╭─ Brano riportato

Dal quel momento, la domanda farmaco equivalente o farmaco di marca ha iniziato ad assillare non solo la comunità scientifica, ma anche quella dei medici e dei pazienti.
Negli altri paesi europei le vendite si dividono tra le due tipologie di farmaci al 50% in Italia il generico non supera il 20% dei consumi totali .

Perché?
Il capo del laboratorio di Politiche Regolatorie presso l’istituto “ Mario Negri ” di Milano è convinto che la prima ragione sia l’infelice traduzione dall’inglese “ generic ” nel mondo anglosassone significa senza marca, da noi generico significa invece qualcosa senza precise caratteristiche e che si presta a più usi.
Un’immagine davvero poco attraente. Il farmaco equivalente deve superare i medesimi test e deve presentare gli stessi requisiti di qualità del medicinale originatore.

Risparmio
Alla domanda- perché scegliere l’ equivalente?

╰─
╭─ Dati da esaminare

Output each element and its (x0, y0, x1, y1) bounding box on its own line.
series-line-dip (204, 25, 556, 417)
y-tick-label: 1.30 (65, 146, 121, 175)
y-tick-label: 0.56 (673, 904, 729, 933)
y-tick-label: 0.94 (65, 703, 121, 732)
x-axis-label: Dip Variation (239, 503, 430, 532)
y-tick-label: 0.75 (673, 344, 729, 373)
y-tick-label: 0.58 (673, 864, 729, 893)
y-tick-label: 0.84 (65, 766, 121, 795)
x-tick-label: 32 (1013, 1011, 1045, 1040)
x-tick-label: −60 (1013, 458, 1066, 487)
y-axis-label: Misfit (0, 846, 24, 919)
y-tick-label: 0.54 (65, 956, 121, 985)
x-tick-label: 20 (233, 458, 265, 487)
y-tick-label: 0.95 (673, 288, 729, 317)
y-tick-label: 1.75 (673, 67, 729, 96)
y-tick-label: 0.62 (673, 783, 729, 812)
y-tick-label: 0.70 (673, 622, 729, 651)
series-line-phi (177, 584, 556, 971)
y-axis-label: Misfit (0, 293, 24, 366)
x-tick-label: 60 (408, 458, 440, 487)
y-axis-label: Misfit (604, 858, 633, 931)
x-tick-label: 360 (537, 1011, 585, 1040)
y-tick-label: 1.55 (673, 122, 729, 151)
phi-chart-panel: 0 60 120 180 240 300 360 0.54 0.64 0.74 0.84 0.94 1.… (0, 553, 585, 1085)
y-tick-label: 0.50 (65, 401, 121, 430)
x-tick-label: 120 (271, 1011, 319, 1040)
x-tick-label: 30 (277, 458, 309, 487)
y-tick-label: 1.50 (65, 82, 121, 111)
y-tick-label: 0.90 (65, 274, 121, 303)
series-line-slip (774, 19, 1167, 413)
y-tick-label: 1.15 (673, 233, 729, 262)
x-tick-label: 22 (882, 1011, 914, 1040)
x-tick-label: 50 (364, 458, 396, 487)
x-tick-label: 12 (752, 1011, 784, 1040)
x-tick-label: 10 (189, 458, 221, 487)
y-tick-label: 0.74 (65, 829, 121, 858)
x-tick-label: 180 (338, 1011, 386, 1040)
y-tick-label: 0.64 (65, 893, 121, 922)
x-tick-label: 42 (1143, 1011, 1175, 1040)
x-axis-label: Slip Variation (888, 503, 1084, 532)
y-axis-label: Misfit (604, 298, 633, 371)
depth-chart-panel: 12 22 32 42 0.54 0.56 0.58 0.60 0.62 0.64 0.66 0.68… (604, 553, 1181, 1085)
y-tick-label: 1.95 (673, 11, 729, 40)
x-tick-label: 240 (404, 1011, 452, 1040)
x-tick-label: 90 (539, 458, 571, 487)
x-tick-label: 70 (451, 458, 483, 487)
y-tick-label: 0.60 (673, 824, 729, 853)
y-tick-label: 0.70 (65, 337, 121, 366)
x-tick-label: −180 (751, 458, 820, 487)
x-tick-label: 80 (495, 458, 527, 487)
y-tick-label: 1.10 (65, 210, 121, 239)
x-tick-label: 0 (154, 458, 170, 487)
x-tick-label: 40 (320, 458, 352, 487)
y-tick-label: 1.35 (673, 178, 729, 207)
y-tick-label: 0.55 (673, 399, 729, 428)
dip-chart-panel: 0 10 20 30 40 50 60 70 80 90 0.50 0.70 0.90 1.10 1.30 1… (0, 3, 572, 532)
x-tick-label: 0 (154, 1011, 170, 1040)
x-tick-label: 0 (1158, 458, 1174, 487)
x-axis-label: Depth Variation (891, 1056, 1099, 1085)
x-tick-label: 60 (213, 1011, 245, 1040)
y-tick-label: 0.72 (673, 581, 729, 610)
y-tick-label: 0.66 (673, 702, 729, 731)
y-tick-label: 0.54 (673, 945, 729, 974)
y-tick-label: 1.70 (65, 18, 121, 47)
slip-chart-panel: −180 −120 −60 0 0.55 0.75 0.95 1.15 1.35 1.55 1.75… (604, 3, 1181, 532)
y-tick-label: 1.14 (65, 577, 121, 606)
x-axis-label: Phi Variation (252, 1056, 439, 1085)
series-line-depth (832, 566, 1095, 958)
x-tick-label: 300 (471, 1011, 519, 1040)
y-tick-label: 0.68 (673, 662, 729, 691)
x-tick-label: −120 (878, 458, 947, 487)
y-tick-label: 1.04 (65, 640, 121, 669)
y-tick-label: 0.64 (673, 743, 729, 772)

╰─

I tuoi compiti:
1 – Trascrivi, per favore, il brano sui farmaci equivalenti, partendo da "Negli altri paesi" e arrivando fino a "del medicinale originatore.".
2 – Scrivi il seguito del brano sui farmaci equivalenti, riprendendo dopo l'ultima frase riportata.
I record provengono da una fonte diversa.

Risultati:
1 –
Negli altri paesi europei le vendite si dividono tra le due tipologie di farmaci al 50% in Italia il generico non supera il 20% dei consumi totali .

Perché?
Il capo del laboratorio di Politiche Regolatorie presso l’istituto “ Mario Negri ” di Milano è convinto che la prima ragione sia l’infelice traduzione dall’inglese “ generic ” nel mondo anglosassone significa senza marca, da noi generico significa invece qualcosa senza precise caratteristiche e che si presta a più usi.
Un’immagine davvero poco attraente. Il farmaco equivalente deve superare i medesimi test e deve presentare gli stessi requisiti di qualità del medicinale originatore.

2 –
La risposta dovrebbe essere semplice, il risparmio. Il farmaco di marca ha costi totalmente diversi, in quanto il lancio e la ricerca scientifica incidono notevolmente sul prezzo finale, costo che il generico non deve ammortizzare. Sulle basi di questo dato di fatto, è stato approvato alla Commissione Bilancio del Senato un emendamento alla spending review per incentivare l’ uso dei farmaci generici, in cui si stabilito che- il farmacista è tenuto sempre a sostituire la specialità medicinale con l’equivalente ad un prezzo più basso a meno che il medico non abbia espressamente indicato nella ricetta la non sostituibilità o salvo richiesta del paziente. L’emendamento prevede inoltre, che- il medico è tenuto ad indicare nella ricetta del Servizio Sanitario nazionale la sola denominazione del principio attivo contenuto nel farmaco. Inutile dire che tutto questo abbia sollevato consistenti polemiche, i primi a sollevarsi contro il nuovo tentativo di spingere il mercato verso i generici sono stati gli imprenditori del farmaco, le dichiarazioni di Farmaindustria sono state corpose, hanno parlato di tentato omicidio dell’ industria farmaceutica, non si sono fatte attendere le risposte di Fimming, Snami, Smi, Federfarma e Fofi.

Nella posizione opposta Giorgio Foresti di Assogenerici , secondo il quale non dovrebbe essere un mistero che nel resto d’ Europa, costino molto meno che in Italia in quanto non esiste il monopolio del farmaco di marca. Tornando al fulcro della nostra discussione i cittadini spendono 770 milioni di euro per coprire la differenza di prezzo tra l’ equivalente e il farmaco di marca a brevetto scaduto. Il Servizio sanitario risparmierebbe oltre 440 milioni di euro l’anno.